YOUR INSTRUCTIONS>
Below, find each line holding "faixa" and state how many there are, using the number alone.

RECORDS SHOWN>
(begin)
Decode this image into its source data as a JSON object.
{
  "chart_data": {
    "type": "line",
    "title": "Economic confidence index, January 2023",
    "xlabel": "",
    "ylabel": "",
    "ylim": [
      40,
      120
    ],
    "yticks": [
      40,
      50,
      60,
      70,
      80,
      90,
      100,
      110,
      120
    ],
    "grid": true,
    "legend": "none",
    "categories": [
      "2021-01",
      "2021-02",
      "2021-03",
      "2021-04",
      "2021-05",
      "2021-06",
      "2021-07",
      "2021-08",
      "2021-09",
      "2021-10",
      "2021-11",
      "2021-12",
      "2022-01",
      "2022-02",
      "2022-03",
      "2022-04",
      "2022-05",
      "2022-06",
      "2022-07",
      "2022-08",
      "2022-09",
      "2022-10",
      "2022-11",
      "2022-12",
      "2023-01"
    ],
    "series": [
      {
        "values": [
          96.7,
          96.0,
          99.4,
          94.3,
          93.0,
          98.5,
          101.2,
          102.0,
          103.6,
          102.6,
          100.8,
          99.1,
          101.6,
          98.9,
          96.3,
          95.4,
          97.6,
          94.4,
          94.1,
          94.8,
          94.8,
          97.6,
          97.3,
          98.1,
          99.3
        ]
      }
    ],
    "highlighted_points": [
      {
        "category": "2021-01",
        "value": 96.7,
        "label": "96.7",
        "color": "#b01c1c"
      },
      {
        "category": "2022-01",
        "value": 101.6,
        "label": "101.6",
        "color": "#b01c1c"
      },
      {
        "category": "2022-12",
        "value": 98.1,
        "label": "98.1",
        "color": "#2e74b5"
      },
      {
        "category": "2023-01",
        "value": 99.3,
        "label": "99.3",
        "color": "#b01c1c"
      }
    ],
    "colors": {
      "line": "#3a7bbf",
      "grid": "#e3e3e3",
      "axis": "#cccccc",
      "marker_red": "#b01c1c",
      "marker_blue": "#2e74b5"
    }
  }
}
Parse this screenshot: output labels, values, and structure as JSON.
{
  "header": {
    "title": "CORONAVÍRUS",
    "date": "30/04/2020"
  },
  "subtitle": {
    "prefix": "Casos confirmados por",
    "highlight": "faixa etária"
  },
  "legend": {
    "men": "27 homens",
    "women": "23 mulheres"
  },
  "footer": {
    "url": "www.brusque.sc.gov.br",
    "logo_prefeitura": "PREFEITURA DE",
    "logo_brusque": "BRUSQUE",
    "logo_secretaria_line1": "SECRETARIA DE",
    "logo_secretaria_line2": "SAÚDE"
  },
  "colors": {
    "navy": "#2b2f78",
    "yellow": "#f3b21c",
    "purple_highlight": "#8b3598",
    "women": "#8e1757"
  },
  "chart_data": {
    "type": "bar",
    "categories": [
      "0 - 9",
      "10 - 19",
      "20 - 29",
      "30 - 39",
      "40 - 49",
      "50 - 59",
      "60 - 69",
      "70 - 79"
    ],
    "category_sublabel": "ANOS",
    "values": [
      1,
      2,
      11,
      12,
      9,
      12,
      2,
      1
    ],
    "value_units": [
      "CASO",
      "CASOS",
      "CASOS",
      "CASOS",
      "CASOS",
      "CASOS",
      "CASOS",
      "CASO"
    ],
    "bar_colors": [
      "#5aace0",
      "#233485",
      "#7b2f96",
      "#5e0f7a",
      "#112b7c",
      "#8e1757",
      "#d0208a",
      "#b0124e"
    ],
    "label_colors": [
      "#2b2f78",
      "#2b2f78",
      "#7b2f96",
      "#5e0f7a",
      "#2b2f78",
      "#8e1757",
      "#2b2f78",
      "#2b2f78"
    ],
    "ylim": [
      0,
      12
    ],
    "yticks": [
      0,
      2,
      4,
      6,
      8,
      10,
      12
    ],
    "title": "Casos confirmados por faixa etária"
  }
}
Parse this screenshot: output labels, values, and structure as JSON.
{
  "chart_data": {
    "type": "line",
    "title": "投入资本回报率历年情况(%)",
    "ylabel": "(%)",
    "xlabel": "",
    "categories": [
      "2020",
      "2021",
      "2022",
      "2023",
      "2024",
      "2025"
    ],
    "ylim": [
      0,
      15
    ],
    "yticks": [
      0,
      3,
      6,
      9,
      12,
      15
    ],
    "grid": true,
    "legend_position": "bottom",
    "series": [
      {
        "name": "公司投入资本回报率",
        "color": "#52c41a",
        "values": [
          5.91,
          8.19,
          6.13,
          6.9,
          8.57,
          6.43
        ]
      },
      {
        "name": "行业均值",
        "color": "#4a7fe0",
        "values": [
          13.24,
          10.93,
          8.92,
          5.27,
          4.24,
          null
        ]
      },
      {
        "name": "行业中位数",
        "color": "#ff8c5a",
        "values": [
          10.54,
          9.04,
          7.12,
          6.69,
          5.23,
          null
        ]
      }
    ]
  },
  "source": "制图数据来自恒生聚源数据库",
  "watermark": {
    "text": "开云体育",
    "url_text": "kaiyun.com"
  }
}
(end)
WORKED ANSWER>
2